EXERCISE
Find each line with "Total" and copy it.

DATA IN THIS EXERCISE
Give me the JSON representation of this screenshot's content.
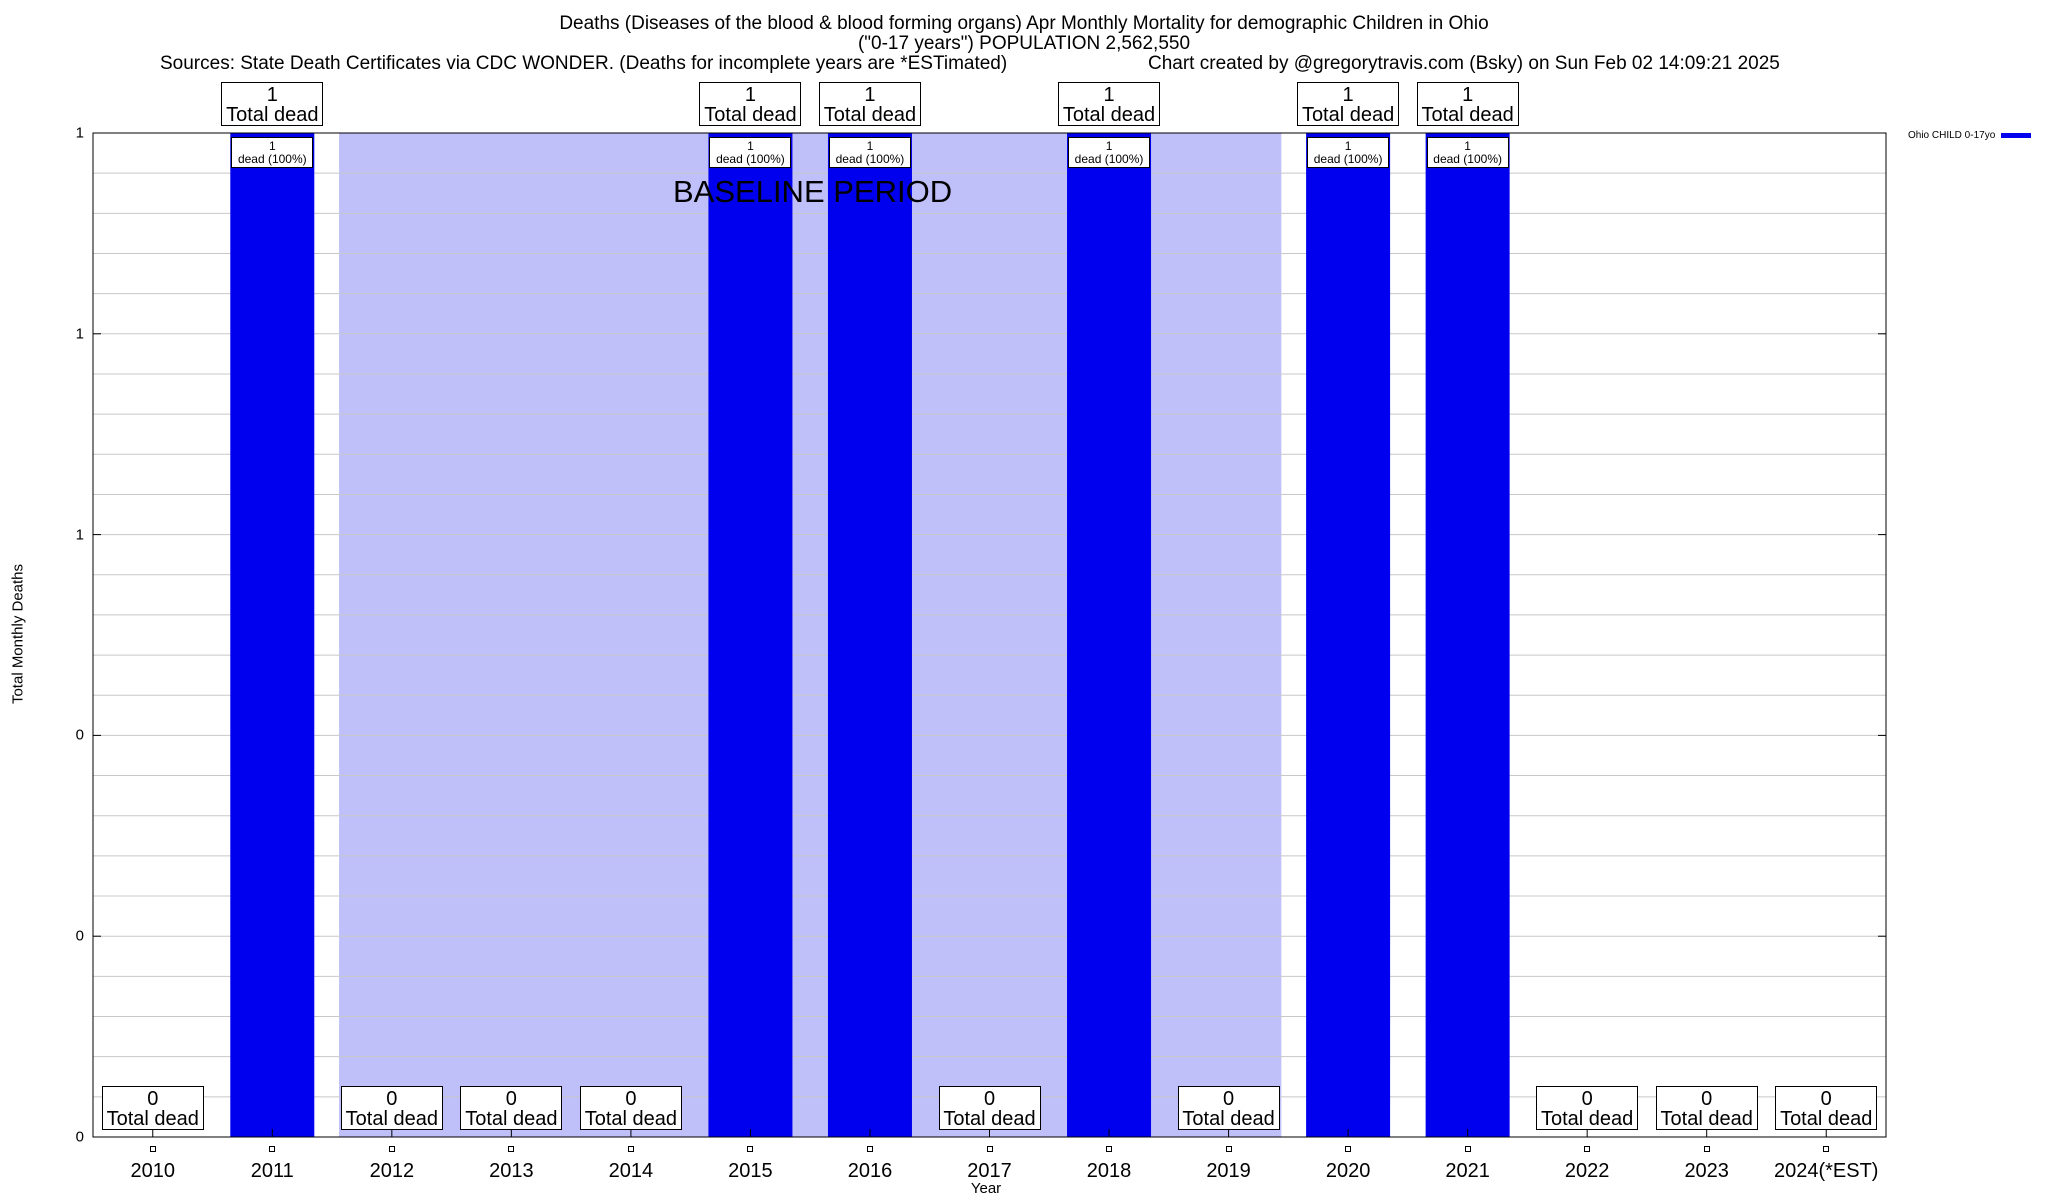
{
  "header": {
    "title_line1": "Deaths (Diseases of the blood & blood forming organs) Apr Monthly Mortality for demographic Children in Ohio",
    "title_line2": "(\"0-17 years\") POPULATION 2,562,550",
    "sources": "Sources: State Death Certificates via CDC WONDER. (Deaths for incomplete years are *ESTimated)",
    "credit": "Chart created by @gregorytravis.com (Bsky) on Sun Feb 02 14:09:21 2025"
  },
  "chart_data": {
    "type": "bar",
    "xlabel": "Year",
    "ylabel": "Total Monthly Deaths",
    "ylim": [
      0,
      1
    ],
    "ytick_labels": [
      "0",
      "0",
      "0",
      "1",
      "1",
      "1"
    ],
    "grid": true,
    "legend_placement": "top-right",
    "categories": [
      "2010",
      "2011",
      "2012",
      "2013",
      "2014",
      "2015",
      "2016",
      "2017",
      "2018",
      "2019",
      "2020",
      "2021",
      "2022",
      "2023",
      "2024(*EST)"
    ],
    "series": [
      {
        "name": "Ohio CHILD 0-17yo",
        "values": [
          0,
          1,
          0,
          0,
          0,
          1,
          1,
          0,
          1,
          0,
          1,
          1,
          0,
          0,
          0
        ],
        "color": "#0000ee"
      }
    ],
    "total_label_suffix": "Total dead",
    "percent_labels": [
      "",
      "1\ndead (100%)",
      "",
      "",
      "",
      "1\ndead (100%)",
      "1\ndead (100%)",
      "",
      "1\ndead (100%)",
      "",
      "1\ndead (100%)",
      "1\ndead (100%)",
      "",
      "",
      ""
    ],
    "baseline": {
      "label": "BASELINE PERIOD",
      "start": "2012",
      "end": "2019",
      "color": "#bfbffa"
    }
  }
}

OUTPUT OF THE EXERCISE
    "ylabel": "Total Monthly Deaths",
    "total_label_suffix": "Total dead",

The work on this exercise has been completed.